Write out the whole listing word for word.

□ □ □

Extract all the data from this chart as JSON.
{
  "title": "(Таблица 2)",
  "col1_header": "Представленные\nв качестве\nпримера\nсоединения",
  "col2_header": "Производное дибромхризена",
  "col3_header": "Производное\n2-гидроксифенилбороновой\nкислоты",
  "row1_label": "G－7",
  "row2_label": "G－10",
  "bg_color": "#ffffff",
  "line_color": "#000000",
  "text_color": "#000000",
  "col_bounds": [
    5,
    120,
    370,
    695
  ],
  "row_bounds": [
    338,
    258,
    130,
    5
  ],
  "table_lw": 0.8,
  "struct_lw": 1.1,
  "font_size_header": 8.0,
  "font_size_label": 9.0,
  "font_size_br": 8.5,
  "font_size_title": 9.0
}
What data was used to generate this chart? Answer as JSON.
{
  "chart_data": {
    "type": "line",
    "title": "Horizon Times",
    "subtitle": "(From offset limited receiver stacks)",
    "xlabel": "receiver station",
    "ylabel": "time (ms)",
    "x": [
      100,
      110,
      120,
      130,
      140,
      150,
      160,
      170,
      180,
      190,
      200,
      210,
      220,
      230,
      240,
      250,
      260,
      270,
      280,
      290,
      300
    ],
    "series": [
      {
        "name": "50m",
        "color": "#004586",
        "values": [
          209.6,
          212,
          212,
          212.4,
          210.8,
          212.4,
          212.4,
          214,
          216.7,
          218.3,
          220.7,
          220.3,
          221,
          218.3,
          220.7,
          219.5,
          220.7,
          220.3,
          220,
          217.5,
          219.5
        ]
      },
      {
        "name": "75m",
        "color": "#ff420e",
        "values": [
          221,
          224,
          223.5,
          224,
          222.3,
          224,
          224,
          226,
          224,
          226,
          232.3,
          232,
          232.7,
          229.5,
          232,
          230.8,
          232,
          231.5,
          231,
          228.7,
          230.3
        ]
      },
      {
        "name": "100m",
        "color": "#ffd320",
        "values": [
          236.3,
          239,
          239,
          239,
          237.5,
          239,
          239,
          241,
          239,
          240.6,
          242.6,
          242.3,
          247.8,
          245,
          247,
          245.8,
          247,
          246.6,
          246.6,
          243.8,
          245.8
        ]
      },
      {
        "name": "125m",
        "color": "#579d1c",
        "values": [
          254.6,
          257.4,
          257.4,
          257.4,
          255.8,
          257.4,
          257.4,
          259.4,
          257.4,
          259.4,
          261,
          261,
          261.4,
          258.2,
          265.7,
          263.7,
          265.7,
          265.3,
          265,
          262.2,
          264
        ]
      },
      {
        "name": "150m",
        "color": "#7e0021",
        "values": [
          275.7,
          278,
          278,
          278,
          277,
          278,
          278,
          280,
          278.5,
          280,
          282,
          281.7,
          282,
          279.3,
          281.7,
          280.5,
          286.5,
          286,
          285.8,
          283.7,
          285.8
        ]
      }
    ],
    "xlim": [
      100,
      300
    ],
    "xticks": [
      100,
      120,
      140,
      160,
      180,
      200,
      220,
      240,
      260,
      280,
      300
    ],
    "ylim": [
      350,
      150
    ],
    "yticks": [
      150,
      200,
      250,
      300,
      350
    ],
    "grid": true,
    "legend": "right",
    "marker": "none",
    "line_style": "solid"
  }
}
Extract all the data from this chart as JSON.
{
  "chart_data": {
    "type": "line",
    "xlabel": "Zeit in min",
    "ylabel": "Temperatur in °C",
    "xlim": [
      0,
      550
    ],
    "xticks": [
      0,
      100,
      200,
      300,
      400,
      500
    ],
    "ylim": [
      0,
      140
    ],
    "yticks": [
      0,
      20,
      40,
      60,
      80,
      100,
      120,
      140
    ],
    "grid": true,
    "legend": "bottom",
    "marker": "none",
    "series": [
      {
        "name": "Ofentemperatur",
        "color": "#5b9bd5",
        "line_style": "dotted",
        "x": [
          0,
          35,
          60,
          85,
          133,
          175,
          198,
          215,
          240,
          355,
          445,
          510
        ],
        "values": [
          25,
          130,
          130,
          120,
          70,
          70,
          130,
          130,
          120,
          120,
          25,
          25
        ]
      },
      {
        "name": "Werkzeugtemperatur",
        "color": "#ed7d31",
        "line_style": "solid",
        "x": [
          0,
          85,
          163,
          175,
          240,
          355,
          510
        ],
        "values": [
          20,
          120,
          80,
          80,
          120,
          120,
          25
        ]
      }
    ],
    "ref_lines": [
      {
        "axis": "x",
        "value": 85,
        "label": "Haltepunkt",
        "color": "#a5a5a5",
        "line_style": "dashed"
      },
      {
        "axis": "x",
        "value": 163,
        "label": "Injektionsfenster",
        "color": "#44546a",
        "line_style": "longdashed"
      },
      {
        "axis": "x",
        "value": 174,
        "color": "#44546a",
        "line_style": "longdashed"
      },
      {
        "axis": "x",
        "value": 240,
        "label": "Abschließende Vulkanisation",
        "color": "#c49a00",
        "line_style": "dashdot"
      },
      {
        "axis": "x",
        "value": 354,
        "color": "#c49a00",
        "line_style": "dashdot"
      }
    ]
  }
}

□ □ □

● The result:
Extract all the data from this chart as JSON.
{
  "title": "(Таблица 2)",
  "col1_header": "Представленные\nв качестве\nпримера\nсоединения",
  "col2_header": "Производное дибромхризена",
  "col3_header": "Производное\n2-гидроксифенилбороновой\nкислоты",
  "row1_label": "G－7",
  "row2_label": "G－10",
  "bg_color": "#ffffff",
  "line_color": "#000000",
  "text_color": "#000000",
  "col_bounds": [
    5,
    120,
    370,
    695
  ],
  "row_bounds": [
    338,
    258,
    130,
    5
  ],
  "table_lw": 0.8,
  "struct_lw": 1.1,
  "font_size_header": 8.0,
  "font_size_label": 9.0,
  "font_size_br": 8.5,
  "font_size_title": 9.0
}
What data was used to generate this chart? Answer as JSON.
{
  "chart_data": {
    "type": "line",
    "title": "Horizon Times",
    "subtitle": "(From offset limited receiver stacks)",
    "xlabel": "receiver station",
    "ylabel": "time (ms)",
    "x": [
      100,
      110,
      120,
      130,
      140,
      150,
      160,
      170,
      180,
      190,
      200,
      210,
      220,
      230,
      240,
      250,
      260,
      270,
      280,
      290,
      300
    ],
    "series": [
      {
        "name": "50m",
        "color": "#004586",
        "values": [
          209.6,
          212,
          212,
          212.4,
          210.8,
          212.4,
          212.4,
          214,
          216.7,
          218.3,
          220.7,
          220.3,
          221,
          218.3,
          220.7,
          219.5,
          220.7,
          220.3,
          220,
          217.5,
          219.5
        ]
      },
      {
        "name": "75m",
        "color": "#ff420e",
        "values": [
          221,
          224,
          223.5,
          224,
          222.3,
          224,
          224,
          226,
          224,
          226,
          232.3,
          232,
          232.7,
          229.5,
          232,
          230.8,
          232,
          231.5,
          231,
          228.7,
          230.3
        ]
      },
      {
        "name": "100m",
        "color": "#ffd320",
        "values": [
          236.3,
          239,
          239,
          239,
          237.5,
          239,
          239,
          241,
          239,
          240.6,
          242.6,
          242.3,
          247.8,
          245,
          247,
          245.8,
          247,
          246.6,
          246.6,
          243.8,
          245.8
        ]
      },
      {
        "name": "125m",
        "color": "#579d1c",
        "values": [
          254.6,
          257.4,
          257.4,
          257.4,
          255.8,
          257.4,
          257.4,
          259.4,
          257.4,
          259.4,
          261,
          261,
          261.4,
          258.2,
          265.7,
          263.7,
          265.7,
          265.3,
          265,
          262.2,
          264
        ]
      },
      {
        "name": "150m",
        "color": "#7e0021",
        "values": [
          275.7,
          278,
          278,
          278,
          277,
          278,
          278,
          280,
          278.5,
          280,
          282,
          281.7,
          282,
          279.3,
          281.7,
          280.5,
          286.5,
          286,
          285.8,
          283.7,
          285.8
        ]
      }
    ],
    "xlim": [
      100,
      300
    ],
    "xticks": [
      100,
      120,
      140,
      160,
      180,
      200,
      220,
      240,
      260,
      280,
      300
    ],
    "ylim": [
      350,
      150
    ],
    "yticks": [
      150,
      200,
      250,
      300,
      350
    ],
    "grid": true,
    "legend": "right",
    "marker": "none",
    "line_style": "solid"
  }
}
Extract all the data from this chart as JSON.
{
  "chart_data": {
    "type": "line",
    "xlabel": "Zeit in min",
    "ylabel": "Temperatur in °C",
    "xlim": [
      0,
      550
    ],
    "xticks": [
      0,
      100,
      200,
      300,
      400,
      500
    ],
    "ylim": [
      0,
      140
    ],
    "yticks": [
      0,
      20,
      40,
      60,
      80,
      100,
      120,
      140
    ],
    "grid": true,
    "legend": "bottom",
    "marker": "none",
    "series": [
      {
        "name": "Ofentemperatur",
        "color": "#5b9bd5",
        "line_style": "dotted",
        "x": [
          0,
          35,
          60,
          85,
          133,
          175,
          198,
          215,
          240,
          355,
          445,
          510
        ],
        "values": [
          25,
          130,
          130,
          120,
          70,
          70,
          130,
          130,
          120,
          120,
          25,
          25
        ]
      },
      {
        "name": "Werkzeugtemperatur",
        "color": "#ed7d31",
        "line_style": "solid",
        "x": [
          0,
          85,
          163,
          175,
          240,
          355,
          510
        ],
        "values": [
          20,
          120,
          80,
          80,
          120,
          120,
          25
        ]
      }
    ],
    "ref_lines": [
      {
        "axis": "x",
        "value": 85,
        "label": "Haltepunkt",
        "color": "#a5a5a5",
        "line_style": "dashed"
      },
      {
        "axis": "x",
        "value": 163,
        "label": "Injektionsfenster",
        "color": "#44546a",
        "line_style": "longdashed"
      },
      {
        "axis": "x",
        "value": 174,
        "color": "#44546a",
        "line_style": "longdashed"
      },
      {
        "axis": "x",
        "value": 240,
        "label": "Abschließende Vulkanisation",
        "color": "#c49a00",
        "line_style": "dashdot"
      },
      {
        "axis": "x",
        "value": 354,
        "color": "#c49a00",
        "line_style": "dashdot"
      }
    ]
  }
}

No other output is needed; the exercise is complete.